GIVEN INSTRUCTION: Find each line with the word "Alpha" and copy it.

INFORMATION PROVIDED:
______________________________

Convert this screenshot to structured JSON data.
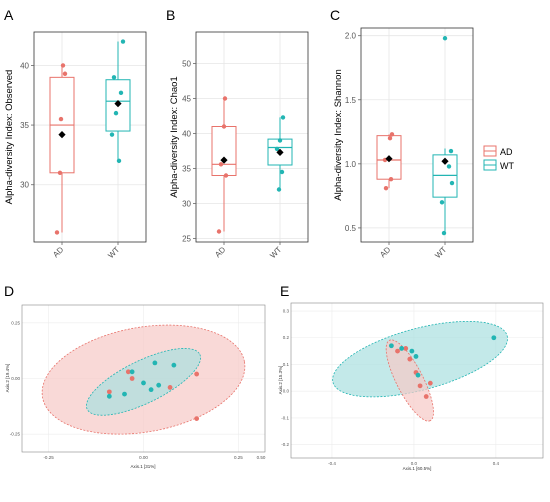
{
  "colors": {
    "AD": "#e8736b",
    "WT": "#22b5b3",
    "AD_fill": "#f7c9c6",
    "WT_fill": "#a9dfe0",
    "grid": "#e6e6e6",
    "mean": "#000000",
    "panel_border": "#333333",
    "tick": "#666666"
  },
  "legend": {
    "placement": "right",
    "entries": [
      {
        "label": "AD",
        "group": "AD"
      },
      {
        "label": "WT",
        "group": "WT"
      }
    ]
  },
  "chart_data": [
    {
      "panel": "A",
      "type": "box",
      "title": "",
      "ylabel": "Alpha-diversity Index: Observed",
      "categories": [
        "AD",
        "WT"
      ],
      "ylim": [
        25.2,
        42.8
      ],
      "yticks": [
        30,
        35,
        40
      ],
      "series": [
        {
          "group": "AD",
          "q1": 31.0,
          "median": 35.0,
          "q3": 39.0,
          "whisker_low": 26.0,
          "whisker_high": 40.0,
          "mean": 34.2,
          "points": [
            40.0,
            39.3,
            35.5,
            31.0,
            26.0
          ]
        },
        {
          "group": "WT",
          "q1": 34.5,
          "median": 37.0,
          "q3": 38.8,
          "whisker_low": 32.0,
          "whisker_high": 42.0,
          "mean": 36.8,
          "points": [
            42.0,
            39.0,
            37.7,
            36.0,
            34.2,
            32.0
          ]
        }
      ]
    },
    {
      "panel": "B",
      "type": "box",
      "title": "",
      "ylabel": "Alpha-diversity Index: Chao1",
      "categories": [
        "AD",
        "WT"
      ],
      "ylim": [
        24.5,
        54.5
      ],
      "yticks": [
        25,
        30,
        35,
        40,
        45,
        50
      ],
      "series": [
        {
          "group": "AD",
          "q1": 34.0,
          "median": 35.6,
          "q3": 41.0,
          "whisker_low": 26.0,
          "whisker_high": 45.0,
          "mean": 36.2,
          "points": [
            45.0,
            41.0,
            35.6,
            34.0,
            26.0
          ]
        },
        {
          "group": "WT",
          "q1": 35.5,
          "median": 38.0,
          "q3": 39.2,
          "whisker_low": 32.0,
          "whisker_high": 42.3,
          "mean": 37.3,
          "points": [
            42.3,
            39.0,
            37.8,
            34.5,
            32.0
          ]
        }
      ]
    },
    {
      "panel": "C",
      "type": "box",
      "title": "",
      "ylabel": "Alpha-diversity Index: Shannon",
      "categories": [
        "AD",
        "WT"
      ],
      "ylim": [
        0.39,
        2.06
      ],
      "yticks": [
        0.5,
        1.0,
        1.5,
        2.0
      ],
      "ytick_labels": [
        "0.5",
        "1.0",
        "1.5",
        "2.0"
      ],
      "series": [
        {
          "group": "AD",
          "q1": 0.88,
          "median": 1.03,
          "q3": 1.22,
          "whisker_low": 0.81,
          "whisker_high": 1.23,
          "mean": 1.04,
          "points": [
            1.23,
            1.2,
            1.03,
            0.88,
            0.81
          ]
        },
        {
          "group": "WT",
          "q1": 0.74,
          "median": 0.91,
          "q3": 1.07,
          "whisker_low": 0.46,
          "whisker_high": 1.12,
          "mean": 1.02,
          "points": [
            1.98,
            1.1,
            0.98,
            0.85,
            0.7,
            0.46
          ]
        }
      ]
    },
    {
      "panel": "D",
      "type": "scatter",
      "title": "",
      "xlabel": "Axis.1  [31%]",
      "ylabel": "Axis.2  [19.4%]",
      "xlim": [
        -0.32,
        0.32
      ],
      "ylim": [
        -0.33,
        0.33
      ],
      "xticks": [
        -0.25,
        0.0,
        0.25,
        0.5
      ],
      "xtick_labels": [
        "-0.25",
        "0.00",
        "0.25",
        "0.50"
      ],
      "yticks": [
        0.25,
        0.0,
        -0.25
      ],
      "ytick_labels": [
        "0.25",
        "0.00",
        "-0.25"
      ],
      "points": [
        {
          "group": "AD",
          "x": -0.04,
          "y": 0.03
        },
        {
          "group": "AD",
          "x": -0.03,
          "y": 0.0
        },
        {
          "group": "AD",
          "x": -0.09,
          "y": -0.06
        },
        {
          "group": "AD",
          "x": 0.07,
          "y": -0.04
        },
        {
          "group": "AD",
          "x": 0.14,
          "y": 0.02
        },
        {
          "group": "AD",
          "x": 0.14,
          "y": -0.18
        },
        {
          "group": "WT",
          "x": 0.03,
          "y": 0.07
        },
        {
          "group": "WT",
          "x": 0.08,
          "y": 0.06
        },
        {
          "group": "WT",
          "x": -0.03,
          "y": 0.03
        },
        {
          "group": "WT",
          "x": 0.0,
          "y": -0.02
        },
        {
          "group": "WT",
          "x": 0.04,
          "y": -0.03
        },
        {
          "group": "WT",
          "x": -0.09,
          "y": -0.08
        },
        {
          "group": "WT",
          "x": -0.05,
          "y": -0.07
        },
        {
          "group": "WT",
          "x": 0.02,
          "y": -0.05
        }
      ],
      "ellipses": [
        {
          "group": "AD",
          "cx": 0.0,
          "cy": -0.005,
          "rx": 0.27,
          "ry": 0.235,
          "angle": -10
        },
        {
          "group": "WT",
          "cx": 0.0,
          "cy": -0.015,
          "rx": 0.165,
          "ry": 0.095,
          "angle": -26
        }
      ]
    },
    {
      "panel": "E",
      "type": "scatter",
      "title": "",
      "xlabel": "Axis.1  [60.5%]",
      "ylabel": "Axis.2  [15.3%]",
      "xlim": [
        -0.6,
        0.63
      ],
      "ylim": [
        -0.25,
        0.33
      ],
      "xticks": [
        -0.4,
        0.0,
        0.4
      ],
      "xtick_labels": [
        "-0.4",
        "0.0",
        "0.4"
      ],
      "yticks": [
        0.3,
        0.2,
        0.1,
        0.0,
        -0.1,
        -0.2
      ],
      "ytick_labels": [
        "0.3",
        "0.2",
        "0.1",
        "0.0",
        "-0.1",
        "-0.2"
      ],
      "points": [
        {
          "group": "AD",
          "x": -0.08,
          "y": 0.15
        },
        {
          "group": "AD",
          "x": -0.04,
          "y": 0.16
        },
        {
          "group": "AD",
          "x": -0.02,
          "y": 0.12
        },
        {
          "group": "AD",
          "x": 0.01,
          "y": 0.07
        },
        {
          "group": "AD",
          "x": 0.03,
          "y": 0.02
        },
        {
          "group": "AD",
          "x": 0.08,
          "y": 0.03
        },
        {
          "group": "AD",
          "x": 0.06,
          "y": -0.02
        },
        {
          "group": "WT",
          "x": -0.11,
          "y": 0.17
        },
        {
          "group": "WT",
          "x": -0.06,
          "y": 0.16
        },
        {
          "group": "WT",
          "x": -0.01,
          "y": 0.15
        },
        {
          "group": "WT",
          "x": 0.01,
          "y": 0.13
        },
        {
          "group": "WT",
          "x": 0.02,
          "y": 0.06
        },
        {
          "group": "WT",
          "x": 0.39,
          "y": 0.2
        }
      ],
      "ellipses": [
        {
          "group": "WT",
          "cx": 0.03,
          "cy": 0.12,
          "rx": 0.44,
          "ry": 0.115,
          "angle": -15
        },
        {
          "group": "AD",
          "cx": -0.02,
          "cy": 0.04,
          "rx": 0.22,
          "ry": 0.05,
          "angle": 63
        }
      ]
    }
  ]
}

______________________________

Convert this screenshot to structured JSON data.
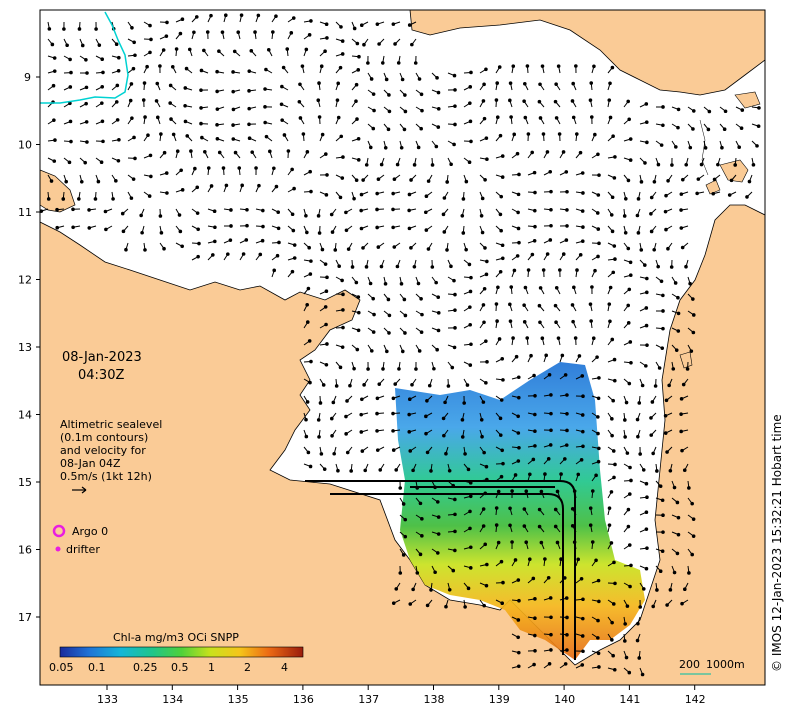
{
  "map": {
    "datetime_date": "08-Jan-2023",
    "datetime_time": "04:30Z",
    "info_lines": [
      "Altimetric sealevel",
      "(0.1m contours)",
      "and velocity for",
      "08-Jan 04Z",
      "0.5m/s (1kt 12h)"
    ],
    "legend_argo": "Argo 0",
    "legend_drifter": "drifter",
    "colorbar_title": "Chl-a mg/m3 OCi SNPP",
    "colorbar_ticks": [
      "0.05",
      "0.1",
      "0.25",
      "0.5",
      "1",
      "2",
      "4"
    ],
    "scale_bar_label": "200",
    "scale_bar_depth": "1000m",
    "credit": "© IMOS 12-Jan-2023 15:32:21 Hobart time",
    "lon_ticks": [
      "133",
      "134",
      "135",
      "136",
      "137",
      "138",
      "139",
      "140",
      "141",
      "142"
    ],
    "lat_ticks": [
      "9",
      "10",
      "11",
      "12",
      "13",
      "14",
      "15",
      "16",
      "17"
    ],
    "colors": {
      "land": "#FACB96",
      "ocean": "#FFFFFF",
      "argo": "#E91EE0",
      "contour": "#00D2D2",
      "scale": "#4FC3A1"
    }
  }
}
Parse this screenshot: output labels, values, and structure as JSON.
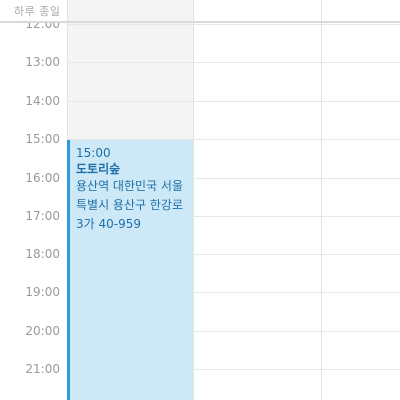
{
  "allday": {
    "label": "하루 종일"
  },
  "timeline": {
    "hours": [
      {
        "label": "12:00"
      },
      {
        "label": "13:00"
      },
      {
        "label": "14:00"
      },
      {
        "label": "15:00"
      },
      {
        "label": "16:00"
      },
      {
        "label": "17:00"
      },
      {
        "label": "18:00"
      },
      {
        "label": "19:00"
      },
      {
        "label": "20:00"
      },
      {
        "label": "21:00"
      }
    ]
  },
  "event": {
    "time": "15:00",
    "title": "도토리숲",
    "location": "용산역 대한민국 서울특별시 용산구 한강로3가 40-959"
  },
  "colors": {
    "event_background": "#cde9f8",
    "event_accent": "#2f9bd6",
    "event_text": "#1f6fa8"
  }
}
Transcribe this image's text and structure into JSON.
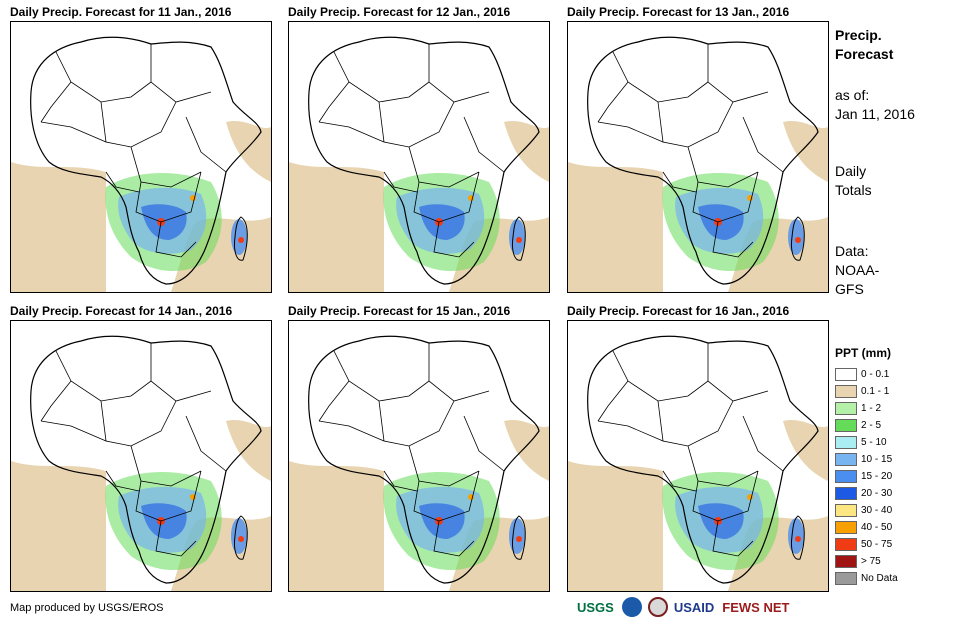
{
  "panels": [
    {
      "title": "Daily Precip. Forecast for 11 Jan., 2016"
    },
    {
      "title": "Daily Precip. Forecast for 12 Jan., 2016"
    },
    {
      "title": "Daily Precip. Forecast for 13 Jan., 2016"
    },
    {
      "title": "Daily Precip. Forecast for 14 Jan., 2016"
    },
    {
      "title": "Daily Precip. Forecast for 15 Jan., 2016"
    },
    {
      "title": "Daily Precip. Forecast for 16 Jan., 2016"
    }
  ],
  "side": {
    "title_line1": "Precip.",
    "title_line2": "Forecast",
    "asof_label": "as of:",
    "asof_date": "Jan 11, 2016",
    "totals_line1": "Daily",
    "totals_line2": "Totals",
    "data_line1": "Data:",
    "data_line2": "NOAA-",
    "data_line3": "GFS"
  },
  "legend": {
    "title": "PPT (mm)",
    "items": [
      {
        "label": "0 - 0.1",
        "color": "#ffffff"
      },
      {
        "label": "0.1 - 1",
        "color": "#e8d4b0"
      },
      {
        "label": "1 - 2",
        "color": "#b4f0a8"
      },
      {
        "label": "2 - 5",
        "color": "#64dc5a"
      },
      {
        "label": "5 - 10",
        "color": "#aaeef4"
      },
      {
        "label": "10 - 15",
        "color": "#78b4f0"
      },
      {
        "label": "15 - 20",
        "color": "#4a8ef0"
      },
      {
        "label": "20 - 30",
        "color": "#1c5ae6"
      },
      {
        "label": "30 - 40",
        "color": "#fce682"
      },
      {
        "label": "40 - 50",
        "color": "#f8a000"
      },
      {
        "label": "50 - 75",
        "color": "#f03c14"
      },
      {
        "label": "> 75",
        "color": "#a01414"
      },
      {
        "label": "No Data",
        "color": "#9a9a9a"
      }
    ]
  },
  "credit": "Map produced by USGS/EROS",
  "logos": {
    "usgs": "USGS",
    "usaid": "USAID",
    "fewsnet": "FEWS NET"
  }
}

______________________________

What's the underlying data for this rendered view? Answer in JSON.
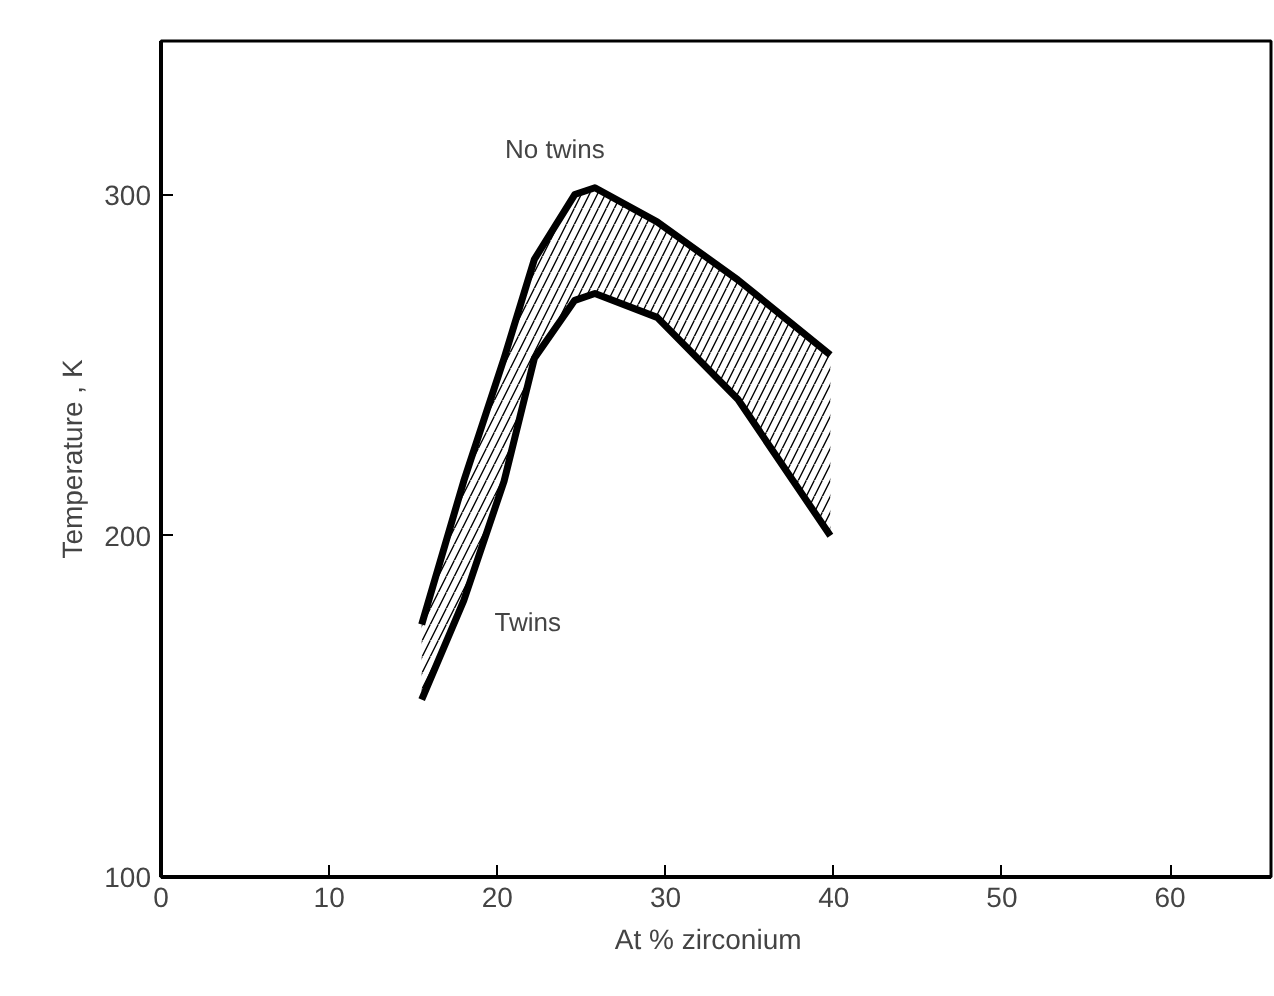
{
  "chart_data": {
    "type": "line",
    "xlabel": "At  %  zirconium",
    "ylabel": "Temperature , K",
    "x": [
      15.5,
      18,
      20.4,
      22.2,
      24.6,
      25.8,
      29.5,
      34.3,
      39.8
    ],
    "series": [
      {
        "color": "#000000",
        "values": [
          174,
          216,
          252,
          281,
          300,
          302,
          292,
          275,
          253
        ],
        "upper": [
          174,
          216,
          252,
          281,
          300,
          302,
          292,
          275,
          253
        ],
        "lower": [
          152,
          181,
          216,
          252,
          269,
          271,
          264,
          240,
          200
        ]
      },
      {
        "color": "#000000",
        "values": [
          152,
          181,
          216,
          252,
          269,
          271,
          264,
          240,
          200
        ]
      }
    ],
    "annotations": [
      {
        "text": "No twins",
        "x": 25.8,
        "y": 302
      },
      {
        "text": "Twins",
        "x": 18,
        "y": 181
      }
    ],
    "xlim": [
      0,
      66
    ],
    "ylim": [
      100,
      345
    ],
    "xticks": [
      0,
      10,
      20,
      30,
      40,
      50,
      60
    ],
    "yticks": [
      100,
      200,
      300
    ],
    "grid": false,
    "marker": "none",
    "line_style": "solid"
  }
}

______________________________

EXERCISE SOLUTION:
      "ylabel": "Alpha-diversity Index: Observed",
      "ylabel": "Alpha-diversity Index: Chao1",
      "ylabel": "Alpha-diversity Index: Shannon",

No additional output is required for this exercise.